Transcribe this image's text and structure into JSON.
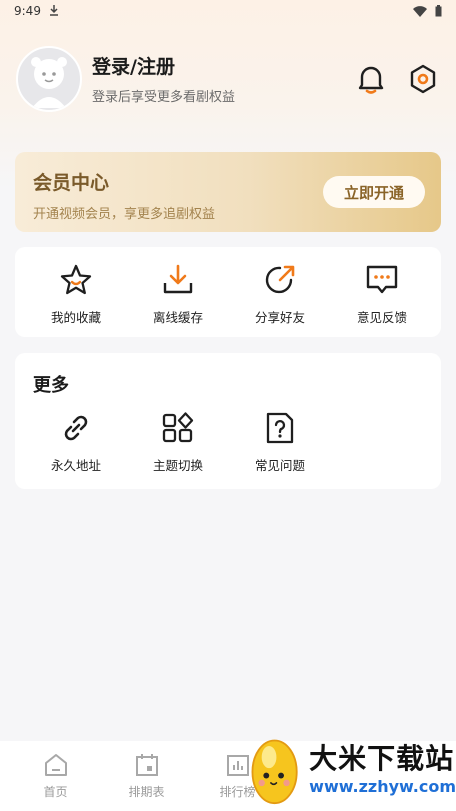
{
  "status_bar": {
    "time": "9:49"
  },
  "profile": {
    "title": "登录/注册",
    "subtitle": "登录后享受更多看剧权益"
  },
  "vip": {
    "title": "会员中心",
    "subtitle": "开通视频会员，享更多追剧权益",
    "button": "立即开通"
  },
  "features": [
    {
      "label": "我的收藏",
      "icon": "star-icon"
    },
    {
      "label": "离线缓存",
      "icon": "download-icon"
    },
    {
      "label": "分享好友",
      "icon": "share-icon"
    },
    {
      "label": "意见反馈",
      "icon": "feedback-icon"
    }
  ],
  "more": {
    "title": "更多",
    "items": [
      {
        "label": "永久地址",
        "icon": "link-icon"
      },
      {
        "label": "主题切换",
        "icon": "theme-icon"
      },
      {
        "label": "常见问题",
        "icon": "faq-icon"
      }
    ]
  },
  "tabbar": [
    {
      "label": "首页",
      "icon": "home-icon"
    },
    {
      "label": "排期表",
      "icon": "calendar-icon"
    },
    {
      "label": "排行榜",
      "icon": "chart-icon"
    }
  ],
  "watermark": {
    "title": "大米下载站",
    "url": "www.zzhyw.com"
  },
  "colors": {
    "accent": "#f07a1a",
    "gold": "#7a5a2a",
    "link": "#1f6fd6"
  }
}
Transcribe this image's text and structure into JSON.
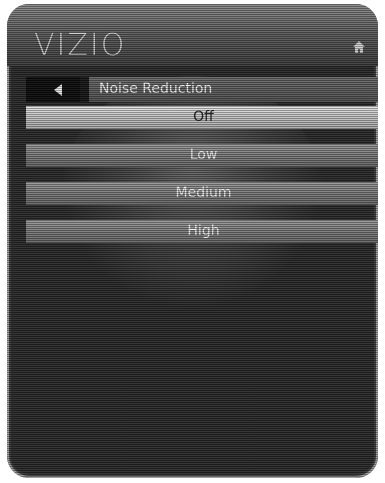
{
  "brand": {
    "logo_text": "VIZIO"
  },
  "header": {
    "home_icon": "home-icon"
  },
  "menu": {
    "title": "Noise Reduction",
    "back_icon": "back-arrow-icon",
    "options": [
      {
        "label": "Off",
        "selected": true
      },
      {
        "label": "Low",
        "selected": false
      },
      {
        "label": "Medium",
        "selected": false
      },
      {
        "label": "High",
        "selected": false
      }
    ]
  },
  "colors": {
    "panel": "#2a2a2a",
    "selected_option": "#c4c4c4",
    "option": "#7a7a7a",
    "title_bar": "#505050"
  }
}
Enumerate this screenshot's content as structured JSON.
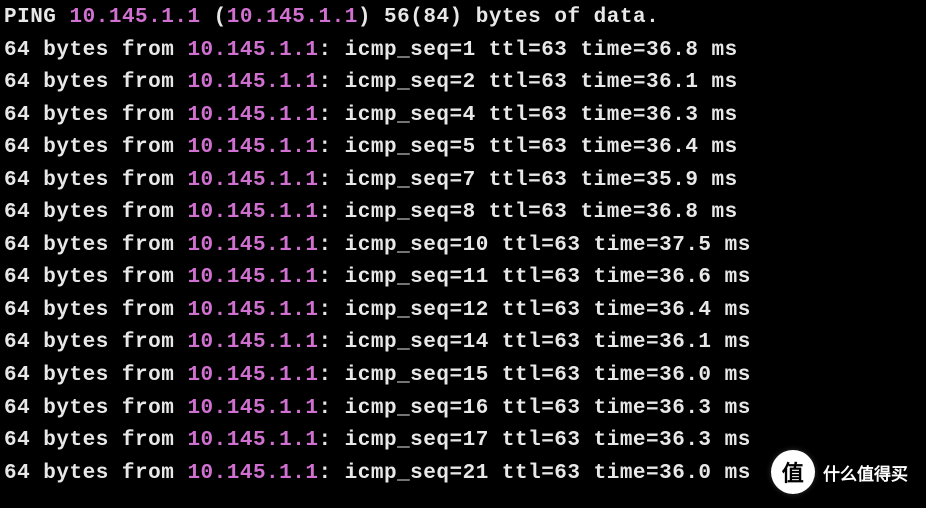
{
  "header": {
    "cmd": "PING",
    "target_ip": "10.145.1.1",
    "paren_open": "(",
    "paren_ip": "10.145.1.1",
    "paren_close": ")",
    "size_text": "56(84) bytes of data."
  },
  "reply_template": {
    "prefix": "64 bytes from ",
    "colon_sp": ": ",
    "icmp_label": "icmp_seq=",
    "ttl_label": " ttl=",
    "time_label": " time=",
    "ms": " ms"
  },
  "replies": [
    {
      "ip": "10.145.1.1",
      "seq": "1",
      "ttl": "63",
      "time": "36.8"
    },
    {
      "ip": "10.145.1.1",
      "seq": "2",
      "ttl": "63",
      "time": "36.1"
    },
    {
      "ip": "10.145.1.1",
      "seq": "4",
      "ttl": "63",
      "time": "36.3"
    },
    {
      "ip": "10.145.1.1",
      "seq": "5",
      "ttl": "63",
      "time": "36.4"
    },
    {
      "ip": "10.145.1.1",
      "seq": "7",
      "ttl": "63",
      "time": "35.9"
    },
    {
      "ip": "10.145.1.1",
      "seq": "8",
      "ttl": "63",
      "time": "36.8"
    },
    {
      "ip": "10.145.1.1",
      "seq": "10",
      "ttl": "63",
      "time": "37.5"
    },
    {
      "ip": "10.145.1.1",
      "seq": "11",
      "ttl": "63",
      "time": "36.6"
    },
    {
      "ip": "10.145.1.1",
      "seq": "12",
      "ttl": "63",
      "time": "36.4"
    },
    {
      "ip": "10.145.1.1",
      "seq": "14",
      "ttl": "63",
      "time": "36.1"
    },
    {
      "ip": "10.145.1.1",
      "seq": "15",
      "ttl": "63",
      "time": "36.0"
    },
    {
      "ip": "10.145.1.1",
      "seq": "16",
      "ttl": "63",
      "time": "36.3"
    },
    {
      "ip": "10.145.1.1",
      "seq": "17",
      "ttl": "63",
      "time": "36.3"
    },
    {
      "ip": "10.145.1.1",
      "seq": "21",
      "ttl": "63",
      "time": "36.0"
    }
  ],
  "badge": {
    "circle": "值",
    "text": "什么值得买"
  }
}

* EXERCISE DETAILS: Exact duplication of all the records is required; pictures are omitted from the copy.

* EXERCISE RESULT:
Transcribe this image's text and structure into JSON.
{
  "status_bar": {
    "time": "9:49"
  },
  "profile": {
    "title": "登录/注册",
    "subtitle": "登录后享受更多看剧权益"
  },
  "vip": {
    "title": "会员中心",
    "subtitle": "开通视频会员，享更多追剧权益",
    "button": "立即开通"
  },
  "features": [
    {
      "label": "我的收藏",
      "icon": "star-icon"
    },
    {
      "label": "离线缓存",
      "icon": "download-icon"
    },
    {
      "label": "分享好友",
      "icon": "share-icon"
    },
    {
      "label": "意见反馈",
      "icon": "feedback-icon"
    }
  ],
  "more": {
    "title": "更多",
    "items": [
      {
        "label": "永久地址",
        "icon": "link-icon"
      },
      {
        "label": "主题切换",
        "icon": "theme-icon"
      },
      {
        "label": "常见问题",
        "icon": "faq-icon"
      }
    ]
  },
  "tabbar": [
    {
      "label": "首页",
      "icon": "home-icon"
    },
    {
      "label": "排期表",
      "icon": "calendar-icon"
    },
    {
      "label": "排行榜",
      "icon": "chart-icon"
    }
  ],
  "watermark": {
    "title": "大米下载站",
    "url": "www.zzhyw.com"
  },
  "colors": {
    "accent": "#f07a1a",
    "gold": "#7a5a2a",
    "link": "#1f6fd6"
  }
}
Transcribe this image's text and structure into JSON.
{
  "brand": {
    "logo_text": "VIZIO"
  },
  "header": {
    "home_icon": "home-icon"
  },
  "menu": {
    "title": "Noise Reduction",
    "back_icon": "back-arrow-icon",
    "options": [
      {
        "label": "Off",
        "selected": true
      },
      {
        "label": "Low",
        "selected": false
      },
      {
        "label": "Medium",
        "selected": false
      },
      {
        "label": "High",
        "selected": false
      }
    ]
  },
  "colors": {
    "panel": "#2a2a2a",
    "selected_option": "#c4c4c4",
    "option": "#7a7a7a",
    "title_bar": "#505050"
  }
}
Enumerate this screenshot's content as structured JSON.
{
  "header": {
    "cmd": "PING",
    "target_ip": "10.145.1.1",
    "paren_open": "(",
    "paren_ip": "10.145.1.1",
    "paren_close": ")",
    "size_text": "56(84) bytes of data."
  },
  "reply_template": {
    "prefix": "64 bytes from ",
    "colon_sp": ": ",
    "icmp_label": "icmp_seq=",
    "ttl_label": " ttl=",
    "time_label": " time=",
    "ms": " ms"
  },
  "replies": [
    {
      "ip": "10.145.1.1",
      "seq": "1",
      "ttl": "63",
      "time": "36.8"
    },
    {
      "ip": "10.145.1.1",
      "seq": "2",
      "ttl": "63",
      "time": "36.1"
    },
    {
      "ip": "10.145.1.1",
      "seq": "4",
      "ttl": "63",
      "time": "36.3"
    },
    {
      "ip": "10.145.1.1",
      "seq": "5",
      "ttl": "63",
      "time": "36.4"
    },
    {
      "ip": "10.145.1.1",
      "seq": "7",
      "ttl": "63",
      "time": "35.9"
    },
    {
      "ip": "10.145.1.1",
      "seq": "8",
      "ttl": "63",
      "time": "36.8"
    },
    {
      "ip": "10.145.1.1",
      "seq": "10",
      "ttl": "63",
      "time": "37.5"
    },
    {
      "ip": "10.145.1.1",
      "seq": "11",
      "ttl": "63",
      "time": "36.6"
    },
    {
      "ip": "10.145.1.1",
      "seq": "12",
      "ttl": "63",
      "time": "36.4"
    },
    {
      "ip": "10.145.1.1",
      "seq": "14",
      "ttl": "63",
      "time": "36.1"
    },
    {
      "ip": "10.145.1.1",
      "seq": "15",
      "ttl": "63",
      "time": "36.0"
    },
    {
      "ip": "10.145.1.1",
      "seq": "16",
      "ttl": "63",
      "time": "36.3"
    },
    {
      "ip": "10.145.1.1",
      "seq": "17",
      "ttl": "63",
      "time": "36.3"
    },
    {
      "ip": "10.145.1.1",
      "seq": "21",
      "ttl": "63",
      "time": "36.0"
    }
  ],
  "badge": {
    "circle": "值",
    "text": "什么值得买"
  }
}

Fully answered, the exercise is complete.